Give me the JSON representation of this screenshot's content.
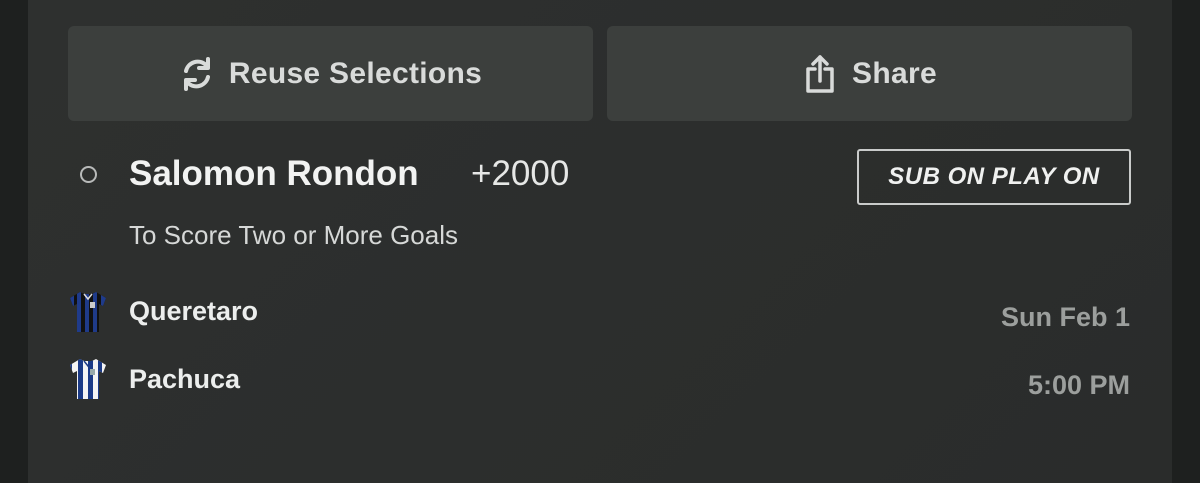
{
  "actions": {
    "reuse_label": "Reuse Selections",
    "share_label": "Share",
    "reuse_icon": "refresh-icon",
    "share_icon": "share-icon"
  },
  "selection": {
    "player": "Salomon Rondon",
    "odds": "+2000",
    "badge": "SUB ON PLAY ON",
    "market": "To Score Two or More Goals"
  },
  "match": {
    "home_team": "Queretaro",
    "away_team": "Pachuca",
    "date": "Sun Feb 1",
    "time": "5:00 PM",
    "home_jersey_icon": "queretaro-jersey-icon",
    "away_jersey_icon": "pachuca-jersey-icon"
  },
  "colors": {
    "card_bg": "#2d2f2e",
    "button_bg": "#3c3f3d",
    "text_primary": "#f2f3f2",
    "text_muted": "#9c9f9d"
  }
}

- - - - - - -

**Task to complete**
Give back the whole listing as it stands, minus its pictures.

**Solution**
Give me the JSON representation of this screenshot's content.
{
  "actions": {
    "reuse_label": "Reuse Selections",
    "share_label": "Share",
    "reuse_icon": "refresh-icon",
    "share_icon": "share-icon"
  },
  "selection": {
    "player": "Salomon Rondon",
    "odds": "+2000",
    "badge": "SUB ON PLAY ON",
    "market": "To Score Two or More Goals"
  },
  "match": {
    "home_team": "Queretaro",
    "away_team": "Pachuca",
    "date": "Sun Feb 1",
    "time": "5:00 PM",
    "home_jersey_icon": "queretaro-jersey-icon",
    "away_jersey_icon": "pachuca-jersey-icon"
  },
  "colors": {
    "card_bg": "#2d2f2e",
    "button_bg": "#3c3f3d",
    "text_primary": "#f2f3f2",
    "text_muted": "#9c9f9d"
  }
}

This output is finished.